> Source material

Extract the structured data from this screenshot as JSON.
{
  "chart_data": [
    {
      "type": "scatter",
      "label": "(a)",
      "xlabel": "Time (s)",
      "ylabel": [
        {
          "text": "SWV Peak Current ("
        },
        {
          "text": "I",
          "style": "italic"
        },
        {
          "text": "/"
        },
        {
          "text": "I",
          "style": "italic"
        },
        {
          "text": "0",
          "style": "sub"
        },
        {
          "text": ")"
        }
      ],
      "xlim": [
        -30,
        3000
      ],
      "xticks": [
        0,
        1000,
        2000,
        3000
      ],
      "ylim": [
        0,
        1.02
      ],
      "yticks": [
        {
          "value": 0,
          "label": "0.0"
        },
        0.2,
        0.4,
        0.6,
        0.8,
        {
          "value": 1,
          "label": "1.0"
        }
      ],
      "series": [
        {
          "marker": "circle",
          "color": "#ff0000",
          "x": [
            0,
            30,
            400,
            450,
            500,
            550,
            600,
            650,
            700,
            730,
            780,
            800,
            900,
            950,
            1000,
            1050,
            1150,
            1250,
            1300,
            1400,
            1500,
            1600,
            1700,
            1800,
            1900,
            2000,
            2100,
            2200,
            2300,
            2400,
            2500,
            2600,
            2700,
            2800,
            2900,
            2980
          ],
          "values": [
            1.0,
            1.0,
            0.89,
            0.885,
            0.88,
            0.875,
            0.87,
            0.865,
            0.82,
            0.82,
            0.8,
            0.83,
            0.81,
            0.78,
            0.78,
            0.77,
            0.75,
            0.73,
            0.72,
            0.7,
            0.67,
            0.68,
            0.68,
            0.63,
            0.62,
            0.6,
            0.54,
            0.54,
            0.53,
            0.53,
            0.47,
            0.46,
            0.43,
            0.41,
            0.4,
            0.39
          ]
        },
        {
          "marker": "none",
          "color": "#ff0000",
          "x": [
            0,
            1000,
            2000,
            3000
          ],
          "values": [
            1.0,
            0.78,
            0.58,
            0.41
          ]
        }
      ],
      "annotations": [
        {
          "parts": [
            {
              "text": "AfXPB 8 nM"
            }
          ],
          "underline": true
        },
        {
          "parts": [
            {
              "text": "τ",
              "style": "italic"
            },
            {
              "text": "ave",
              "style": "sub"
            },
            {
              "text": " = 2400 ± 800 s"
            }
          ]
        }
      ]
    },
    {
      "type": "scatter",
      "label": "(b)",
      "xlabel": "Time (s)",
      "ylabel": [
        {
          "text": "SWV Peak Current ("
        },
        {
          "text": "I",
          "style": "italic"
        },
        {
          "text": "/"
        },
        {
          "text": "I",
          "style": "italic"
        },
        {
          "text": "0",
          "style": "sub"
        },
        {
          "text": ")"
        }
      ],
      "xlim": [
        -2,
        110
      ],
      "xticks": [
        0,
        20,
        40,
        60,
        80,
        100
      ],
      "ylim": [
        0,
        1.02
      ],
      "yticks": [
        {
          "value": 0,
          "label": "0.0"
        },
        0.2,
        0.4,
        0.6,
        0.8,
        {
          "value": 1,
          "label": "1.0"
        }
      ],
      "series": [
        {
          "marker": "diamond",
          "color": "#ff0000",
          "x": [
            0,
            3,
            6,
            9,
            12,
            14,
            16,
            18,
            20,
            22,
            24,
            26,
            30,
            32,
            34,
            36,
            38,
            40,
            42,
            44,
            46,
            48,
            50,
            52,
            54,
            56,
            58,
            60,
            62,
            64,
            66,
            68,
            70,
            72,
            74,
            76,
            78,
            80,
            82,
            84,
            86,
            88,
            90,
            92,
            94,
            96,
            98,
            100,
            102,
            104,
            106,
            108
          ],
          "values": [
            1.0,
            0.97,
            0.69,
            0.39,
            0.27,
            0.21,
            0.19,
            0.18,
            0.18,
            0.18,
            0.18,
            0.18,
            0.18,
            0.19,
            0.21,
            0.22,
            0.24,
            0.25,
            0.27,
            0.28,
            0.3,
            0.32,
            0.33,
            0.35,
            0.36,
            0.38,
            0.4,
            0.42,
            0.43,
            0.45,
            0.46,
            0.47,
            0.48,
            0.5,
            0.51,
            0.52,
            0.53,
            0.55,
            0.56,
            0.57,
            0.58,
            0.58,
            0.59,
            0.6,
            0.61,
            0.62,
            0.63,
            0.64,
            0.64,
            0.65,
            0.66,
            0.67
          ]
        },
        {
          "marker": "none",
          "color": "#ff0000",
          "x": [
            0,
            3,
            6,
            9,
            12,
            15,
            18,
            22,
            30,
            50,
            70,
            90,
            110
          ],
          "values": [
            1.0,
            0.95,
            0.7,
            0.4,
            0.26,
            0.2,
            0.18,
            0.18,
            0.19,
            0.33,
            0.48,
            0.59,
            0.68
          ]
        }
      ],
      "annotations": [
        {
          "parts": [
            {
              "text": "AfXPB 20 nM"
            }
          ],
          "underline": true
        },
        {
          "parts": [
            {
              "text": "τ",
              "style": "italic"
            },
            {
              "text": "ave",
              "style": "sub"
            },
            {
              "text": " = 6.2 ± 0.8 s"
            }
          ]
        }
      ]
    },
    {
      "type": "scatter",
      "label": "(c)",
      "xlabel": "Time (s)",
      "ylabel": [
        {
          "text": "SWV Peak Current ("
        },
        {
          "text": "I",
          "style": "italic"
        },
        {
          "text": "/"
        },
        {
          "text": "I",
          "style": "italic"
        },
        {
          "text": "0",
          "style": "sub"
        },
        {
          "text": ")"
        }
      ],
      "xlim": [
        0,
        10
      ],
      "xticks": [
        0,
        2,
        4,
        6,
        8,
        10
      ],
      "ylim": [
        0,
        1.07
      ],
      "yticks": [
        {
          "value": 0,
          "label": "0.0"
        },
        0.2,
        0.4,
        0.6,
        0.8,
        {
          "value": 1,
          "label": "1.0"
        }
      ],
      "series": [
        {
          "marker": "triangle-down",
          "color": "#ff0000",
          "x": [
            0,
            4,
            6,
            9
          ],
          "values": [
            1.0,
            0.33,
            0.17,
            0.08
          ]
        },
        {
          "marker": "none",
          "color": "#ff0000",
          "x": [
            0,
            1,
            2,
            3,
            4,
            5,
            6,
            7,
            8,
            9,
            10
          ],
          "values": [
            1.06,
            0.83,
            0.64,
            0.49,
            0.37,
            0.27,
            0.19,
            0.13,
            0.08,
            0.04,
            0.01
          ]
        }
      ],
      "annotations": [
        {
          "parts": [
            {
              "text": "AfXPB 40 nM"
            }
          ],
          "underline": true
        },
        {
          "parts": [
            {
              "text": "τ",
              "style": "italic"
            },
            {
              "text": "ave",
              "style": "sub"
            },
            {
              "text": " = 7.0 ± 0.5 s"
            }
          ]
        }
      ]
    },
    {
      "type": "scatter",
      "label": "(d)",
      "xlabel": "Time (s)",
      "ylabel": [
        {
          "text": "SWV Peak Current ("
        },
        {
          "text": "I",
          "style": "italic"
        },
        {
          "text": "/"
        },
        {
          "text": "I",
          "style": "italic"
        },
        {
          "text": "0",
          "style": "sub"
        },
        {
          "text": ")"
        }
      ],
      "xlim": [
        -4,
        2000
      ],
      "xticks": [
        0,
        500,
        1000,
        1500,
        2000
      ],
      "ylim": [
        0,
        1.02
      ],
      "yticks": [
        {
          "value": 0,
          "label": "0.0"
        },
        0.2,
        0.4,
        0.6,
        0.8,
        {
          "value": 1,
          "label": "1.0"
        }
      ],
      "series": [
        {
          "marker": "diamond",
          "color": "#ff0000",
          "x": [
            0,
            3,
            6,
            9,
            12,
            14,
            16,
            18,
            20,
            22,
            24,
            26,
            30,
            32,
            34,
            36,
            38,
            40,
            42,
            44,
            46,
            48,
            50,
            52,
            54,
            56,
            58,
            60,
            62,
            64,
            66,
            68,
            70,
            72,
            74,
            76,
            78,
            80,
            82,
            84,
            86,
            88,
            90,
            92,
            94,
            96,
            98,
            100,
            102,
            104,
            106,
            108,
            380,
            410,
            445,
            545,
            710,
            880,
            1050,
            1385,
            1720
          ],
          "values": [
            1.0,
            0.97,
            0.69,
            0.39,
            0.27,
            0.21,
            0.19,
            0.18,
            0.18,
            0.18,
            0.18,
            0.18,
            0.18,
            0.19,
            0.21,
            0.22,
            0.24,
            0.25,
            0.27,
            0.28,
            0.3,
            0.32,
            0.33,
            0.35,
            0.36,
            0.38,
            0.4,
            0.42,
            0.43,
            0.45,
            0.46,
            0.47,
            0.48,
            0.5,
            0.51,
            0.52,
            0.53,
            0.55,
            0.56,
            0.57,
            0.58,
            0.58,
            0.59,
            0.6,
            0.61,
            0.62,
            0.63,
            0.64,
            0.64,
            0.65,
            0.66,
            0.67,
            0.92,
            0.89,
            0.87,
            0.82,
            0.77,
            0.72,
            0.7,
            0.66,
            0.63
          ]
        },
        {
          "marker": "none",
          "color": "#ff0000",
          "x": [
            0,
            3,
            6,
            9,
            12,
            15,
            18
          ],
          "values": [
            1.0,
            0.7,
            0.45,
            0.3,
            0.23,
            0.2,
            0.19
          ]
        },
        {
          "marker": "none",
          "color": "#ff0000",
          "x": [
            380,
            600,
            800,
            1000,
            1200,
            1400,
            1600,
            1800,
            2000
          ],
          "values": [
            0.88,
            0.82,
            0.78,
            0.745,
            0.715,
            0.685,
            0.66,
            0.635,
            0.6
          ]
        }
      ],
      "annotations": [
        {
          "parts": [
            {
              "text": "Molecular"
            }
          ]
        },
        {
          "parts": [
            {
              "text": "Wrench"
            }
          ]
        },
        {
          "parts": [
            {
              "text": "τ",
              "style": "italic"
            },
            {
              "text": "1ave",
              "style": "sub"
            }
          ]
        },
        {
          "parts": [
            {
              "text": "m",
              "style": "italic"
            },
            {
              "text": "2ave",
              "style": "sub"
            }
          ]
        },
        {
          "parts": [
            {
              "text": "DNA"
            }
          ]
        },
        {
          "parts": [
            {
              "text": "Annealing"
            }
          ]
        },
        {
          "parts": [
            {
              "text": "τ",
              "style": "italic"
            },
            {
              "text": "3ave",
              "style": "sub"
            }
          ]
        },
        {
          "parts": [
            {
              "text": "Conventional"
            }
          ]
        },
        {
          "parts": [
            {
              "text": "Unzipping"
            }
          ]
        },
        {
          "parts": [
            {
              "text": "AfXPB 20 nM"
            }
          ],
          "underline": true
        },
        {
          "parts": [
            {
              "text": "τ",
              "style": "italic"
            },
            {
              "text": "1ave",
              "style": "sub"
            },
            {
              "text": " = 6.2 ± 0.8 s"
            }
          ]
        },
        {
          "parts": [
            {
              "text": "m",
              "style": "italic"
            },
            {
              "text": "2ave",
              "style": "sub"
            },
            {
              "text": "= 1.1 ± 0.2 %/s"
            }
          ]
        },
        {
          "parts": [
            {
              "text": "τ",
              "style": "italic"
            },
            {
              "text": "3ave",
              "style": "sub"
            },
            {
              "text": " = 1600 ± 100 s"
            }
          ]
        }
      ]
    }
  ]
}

> What to do
Find all lines holding the string "AfXPB" and copy them.

> Solution
              "text": "AfXPB 8 nM"
              "text": "AfXPB 20 nM"
              "text": "AfXPB 40 nM"
              "text": "AfXPB 20 nM"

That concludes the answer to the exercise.